§ CHALLENGE: Using the records below, please work out how many lines contain "this"; answer with the number alone.

§ INPUT RECORDS:
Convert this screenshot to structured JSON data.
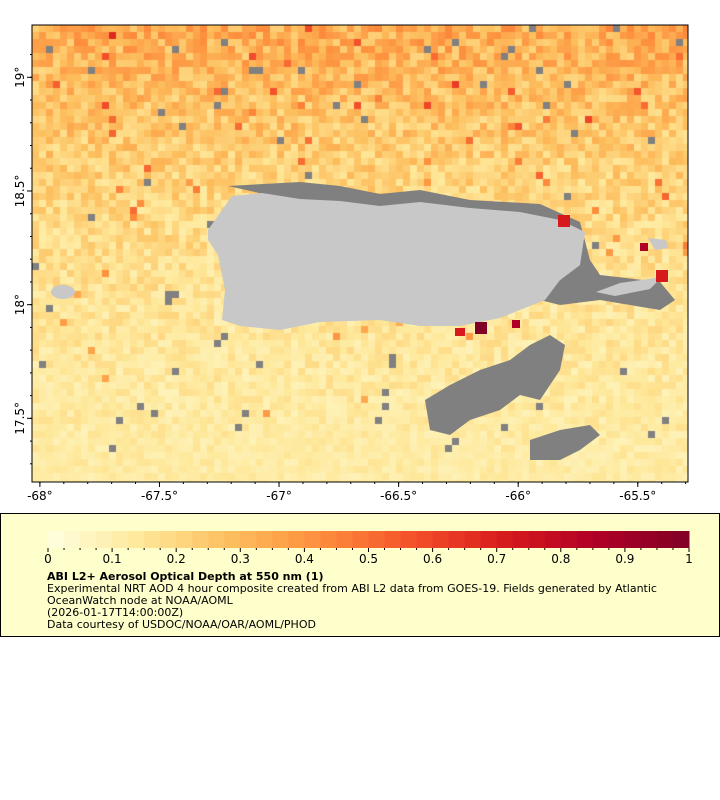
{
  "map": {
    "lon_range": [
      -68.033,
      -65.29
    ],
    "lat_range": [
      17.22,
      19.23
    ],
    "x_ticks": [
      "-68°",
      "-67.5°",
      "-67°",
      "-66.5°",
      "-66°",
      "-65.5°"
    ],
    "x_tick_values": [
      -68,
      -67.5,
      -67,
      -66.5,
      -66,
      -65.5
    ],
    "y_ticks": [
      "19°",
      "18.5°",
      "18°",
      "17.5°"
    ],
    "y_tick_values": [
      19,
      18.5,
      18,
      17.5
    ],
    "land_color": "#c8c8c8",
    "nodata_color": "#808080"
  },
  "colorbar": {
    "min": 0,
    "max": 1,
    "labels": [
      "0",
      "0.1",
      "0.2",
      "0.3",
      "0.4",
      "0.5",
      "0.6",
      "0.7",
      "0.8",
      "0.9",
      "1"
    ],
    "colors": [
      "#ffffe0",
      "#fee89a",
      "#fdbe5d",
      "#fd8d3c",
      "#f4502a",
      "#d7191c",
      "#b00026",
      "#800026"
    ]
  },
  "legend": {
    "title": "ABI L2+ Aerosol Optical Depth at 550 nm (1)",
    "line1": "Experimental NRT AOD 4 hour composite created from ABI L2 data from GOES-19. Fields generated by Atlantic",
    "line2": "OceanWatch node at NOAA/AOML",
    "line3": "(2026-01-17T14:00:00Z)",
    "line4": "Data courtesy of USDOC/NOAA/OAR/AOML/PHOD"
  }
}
--
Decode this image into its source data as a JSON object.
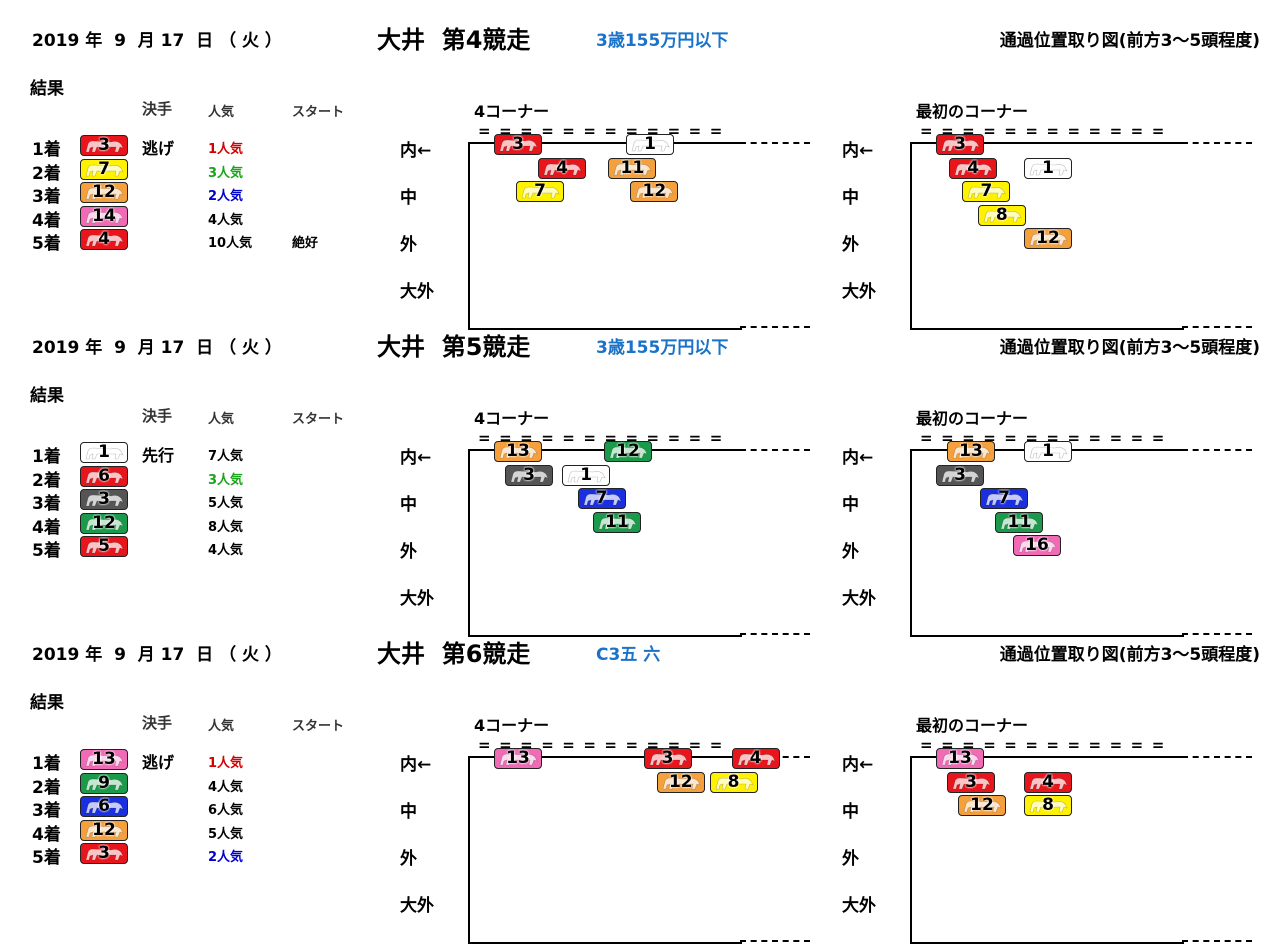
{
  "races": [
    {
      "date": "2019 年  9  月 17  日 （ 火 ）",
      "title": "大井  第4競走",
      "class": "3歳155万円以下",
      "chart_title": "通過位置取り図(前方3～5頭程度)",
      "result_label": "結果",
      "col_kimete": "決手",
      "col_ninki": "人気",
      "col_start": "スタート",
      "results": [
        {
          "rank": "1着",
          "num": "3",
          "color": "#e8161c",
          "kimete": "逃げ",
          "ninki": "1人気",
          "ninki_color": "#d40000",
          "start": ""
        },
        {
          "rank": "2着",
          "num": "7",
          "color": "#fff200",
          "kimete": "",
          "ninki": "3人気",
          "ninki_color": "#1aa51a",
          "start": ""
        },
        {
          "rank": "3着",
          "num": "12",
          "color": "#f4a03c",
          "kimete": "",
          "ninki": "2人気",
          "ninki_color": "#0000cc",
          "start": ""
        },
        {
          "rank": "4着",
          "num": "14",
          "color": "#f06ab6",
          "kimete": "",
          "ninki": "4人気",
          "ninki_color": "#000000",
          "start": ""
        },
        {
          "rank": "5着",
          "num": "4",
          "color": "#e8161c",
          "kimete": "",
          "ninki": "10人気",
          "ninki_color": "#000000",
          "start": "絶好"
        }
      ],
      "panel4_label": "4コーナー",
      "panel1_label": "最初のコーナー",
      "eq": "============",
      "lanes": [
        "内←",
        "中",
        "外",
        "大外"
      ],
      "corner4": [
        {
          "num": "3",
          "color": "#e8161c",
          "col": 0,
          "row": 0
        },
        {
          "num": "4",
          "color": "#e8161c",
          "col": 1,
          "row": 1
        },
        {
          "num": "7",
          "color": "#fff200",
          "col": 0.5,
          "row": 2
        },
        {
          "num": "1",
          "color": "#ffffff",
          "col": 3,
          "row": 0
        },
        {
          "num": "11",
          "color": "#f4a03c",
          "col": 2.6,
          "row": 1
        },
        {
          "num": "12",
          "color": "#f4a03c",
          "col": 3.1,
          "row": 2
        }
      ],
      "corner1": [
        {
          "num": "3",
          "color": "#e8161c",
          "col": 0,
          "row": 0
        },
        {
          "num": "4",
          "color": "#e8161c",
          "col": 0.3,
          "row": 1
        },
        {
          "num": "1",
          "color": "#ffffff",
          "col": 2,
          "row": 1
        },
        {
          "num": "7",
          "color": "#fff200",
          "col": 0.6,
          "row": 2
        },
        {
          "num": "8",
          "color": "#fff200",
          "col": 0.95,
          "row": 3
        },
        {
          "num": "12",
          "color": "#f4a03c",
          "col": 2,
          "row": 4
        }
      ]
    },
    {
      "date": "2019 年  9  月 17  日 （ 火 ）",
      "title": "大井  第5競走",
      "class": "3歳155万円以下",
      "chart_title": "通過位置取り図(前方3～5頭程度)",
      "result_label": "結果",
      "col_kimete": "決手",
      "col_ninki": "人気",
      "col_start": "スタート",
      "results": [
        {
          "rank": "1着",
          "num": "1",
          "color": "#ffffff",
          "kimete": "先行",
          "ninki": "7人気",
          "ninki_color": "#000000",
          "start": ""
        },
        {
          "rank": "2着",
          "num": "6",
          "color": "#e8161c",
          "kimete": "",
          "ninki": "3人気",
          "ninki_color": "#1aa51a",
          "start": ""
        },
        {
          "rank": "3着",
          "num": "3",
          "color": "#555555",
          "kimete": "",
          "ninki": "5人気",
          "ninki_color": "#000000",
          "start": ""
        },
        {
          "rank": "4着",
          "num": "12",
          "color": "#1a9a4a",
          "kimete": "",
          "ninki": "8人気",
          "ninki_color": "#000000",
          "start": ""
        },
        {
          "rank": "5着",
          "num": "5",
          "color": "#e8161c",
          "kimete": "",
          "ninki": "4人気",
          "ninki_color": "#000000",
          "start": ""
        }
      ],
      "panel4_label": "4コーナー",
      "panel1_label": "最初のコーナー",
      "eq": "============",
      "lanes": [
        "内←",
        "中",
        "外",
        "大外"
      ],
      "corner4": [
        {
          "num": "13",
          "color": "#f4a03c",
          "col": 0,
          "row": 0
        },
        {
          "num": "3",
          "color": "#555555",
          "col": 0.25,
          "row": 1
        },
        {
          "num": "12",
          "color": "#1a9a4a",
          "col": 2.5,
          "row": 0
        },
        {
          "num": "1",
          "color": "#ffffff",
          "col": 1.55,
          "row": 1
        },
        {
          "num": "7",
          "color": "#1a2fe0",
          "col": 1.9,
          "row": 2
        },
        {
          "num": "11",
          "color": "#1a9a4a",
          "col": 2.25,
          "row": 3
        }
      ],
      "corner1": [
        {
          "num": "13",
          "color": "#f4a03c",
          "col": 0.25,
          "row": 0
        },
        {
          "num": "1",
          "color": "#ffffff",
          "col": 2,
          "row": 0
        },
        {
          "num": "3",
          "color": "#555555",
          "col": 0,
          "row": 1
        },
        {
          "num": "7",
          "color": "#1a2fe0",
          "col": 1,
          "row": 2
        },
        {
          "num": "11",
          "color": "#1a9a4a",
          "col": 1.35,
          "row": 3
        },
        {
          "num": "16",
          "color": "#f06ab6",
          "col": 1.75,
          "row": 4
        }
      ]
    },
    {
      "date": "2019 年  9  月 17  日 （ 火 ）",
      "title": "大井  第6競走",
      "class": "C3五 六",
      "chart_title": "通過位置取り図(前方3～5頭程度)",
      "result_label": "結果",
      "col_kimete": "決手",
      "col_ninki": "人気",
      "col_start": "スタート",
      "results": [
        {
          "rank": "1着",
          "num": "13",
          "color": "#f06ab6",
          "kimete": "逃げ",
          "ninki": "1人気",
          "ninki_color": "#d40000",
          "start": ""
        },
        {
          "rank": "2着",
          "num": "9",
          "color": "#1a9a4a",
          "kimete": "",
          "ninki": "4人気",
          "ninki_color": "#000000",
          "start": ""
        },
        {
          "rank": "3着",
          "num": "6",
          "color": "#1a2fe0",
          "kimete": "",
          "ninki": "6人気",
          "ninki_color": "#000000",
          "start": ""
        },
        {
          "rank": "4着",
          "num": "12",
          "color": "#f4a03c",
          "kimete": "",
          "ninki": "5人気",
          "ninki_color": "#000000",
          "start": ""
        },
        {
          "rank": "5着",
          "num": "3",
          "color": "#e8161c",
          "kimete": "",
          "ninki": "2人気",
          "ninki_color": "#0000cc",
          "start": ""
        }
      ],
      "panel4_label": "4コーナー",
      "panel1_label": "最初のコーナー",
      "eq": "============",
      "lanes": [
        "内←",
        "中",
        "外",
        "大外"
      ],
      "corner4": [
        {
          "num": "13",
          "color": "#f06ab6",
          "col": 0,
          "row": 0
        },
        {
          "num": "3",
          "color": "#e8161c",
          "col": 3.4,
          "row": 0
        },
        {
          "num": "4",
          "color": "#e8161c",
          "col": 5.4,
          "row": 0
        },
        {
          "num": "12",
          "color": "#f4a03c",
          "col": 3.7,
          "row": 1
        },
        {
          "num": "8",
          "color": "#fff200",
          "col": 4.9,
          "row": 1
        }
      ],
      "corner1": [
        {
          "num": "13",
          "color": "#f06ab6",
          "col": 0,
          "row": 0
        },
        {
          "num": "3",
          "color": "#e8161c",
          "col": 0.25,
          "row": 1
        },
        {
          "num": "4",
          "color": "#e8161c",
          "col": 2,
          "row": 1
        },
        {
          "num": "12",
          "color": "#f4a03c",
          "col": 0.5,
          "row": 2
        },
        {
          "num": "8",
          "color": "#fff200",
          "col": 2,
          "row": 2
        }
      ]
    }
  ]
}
--
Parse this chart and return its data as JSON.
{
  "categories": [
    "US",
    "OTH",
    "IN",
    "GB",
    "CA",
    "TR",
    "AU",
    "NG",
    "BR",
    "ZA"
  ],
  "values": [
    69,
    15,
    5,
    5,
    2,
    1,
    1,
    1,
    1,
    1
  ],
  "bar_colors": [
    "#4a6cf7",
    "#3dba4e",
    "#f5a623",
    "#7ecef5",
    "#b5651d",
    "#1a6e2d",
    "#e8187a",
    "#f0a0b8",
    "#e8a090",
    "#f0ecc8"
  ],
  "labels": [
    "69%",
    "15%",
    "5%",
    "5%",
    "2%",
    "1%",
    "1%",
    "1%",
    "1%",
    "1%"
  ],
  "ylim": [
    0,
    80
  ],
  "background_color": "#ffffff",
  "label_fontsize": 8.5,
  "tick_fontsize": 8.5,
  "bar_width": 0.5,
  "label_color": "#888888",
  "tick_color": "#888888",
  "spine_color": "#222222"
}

§ CORRECT ANSWER: 3